TASK REQUIREMENTS:
The listing below must be given again in full, exactly.

MATERIAL PROVIDED:
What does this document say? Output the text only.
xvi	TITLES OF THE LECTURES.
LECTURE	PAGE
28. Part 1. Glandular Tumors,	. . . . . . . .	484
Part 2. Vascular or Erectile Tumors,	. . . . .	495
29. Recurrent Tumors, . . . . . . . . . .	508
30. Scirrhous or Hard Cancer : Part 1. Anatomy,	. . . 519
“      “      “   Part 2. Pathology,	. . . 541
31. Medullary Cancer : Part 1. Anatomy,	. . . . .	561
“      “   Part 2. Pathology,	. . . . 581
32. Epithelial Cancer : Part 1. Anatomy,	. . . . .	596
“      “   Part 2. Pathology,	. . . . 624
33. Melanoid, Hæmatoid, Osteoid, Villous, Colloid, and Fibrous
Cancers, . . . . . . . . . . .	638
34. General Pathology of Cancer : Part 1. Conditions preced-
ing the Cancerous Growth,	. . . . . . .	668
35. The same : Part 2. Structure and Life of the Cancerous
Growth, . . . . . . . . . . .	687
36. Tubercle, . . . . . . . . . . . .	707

OUTPUT FOR THIS TASK:
What does this document say? Output the text only.
xvi	TITLES OF THE LECTURES.
LECTURE	PAGE
28. Part 1. Glandular Tumors,	. . . . . . . .	484
Part 2. Vascular or Erectile Tumors,	. . . . .	495
29. Recurrent Tumors, . . . . . . . . . .	508
30. Scirrhous or Hard Cancer : Part 1. Anatomy,	. . . 519
“      “      “   Part 2. Pathology,	. . . 541
31. Medullary Cancer : Part 1. Anatomy,	. . . . .	561
“      “   Part 2. Pathology,	. . . . 581
32. Epithelial Cancer : Part 1. Anatomy,	. . . . .	596
“      “   Part 2. Pathology,	. . . . 624
33. Melanoid, Hæmatoid, Osteoid, Villous, Colloid, and Fibrous
Cancers, . . . . . . . . . . .	638
34. General Pathology of Cancer : Part 1. Conditions preced-
ing the Cancerous Growth,	. . . . . . .	668
35. The same : Part 2. Structure and Life of the Cancerous
Growth, . . . . . . . . . . .	687
36. Tubercle, . . . . . . . . . . . .	707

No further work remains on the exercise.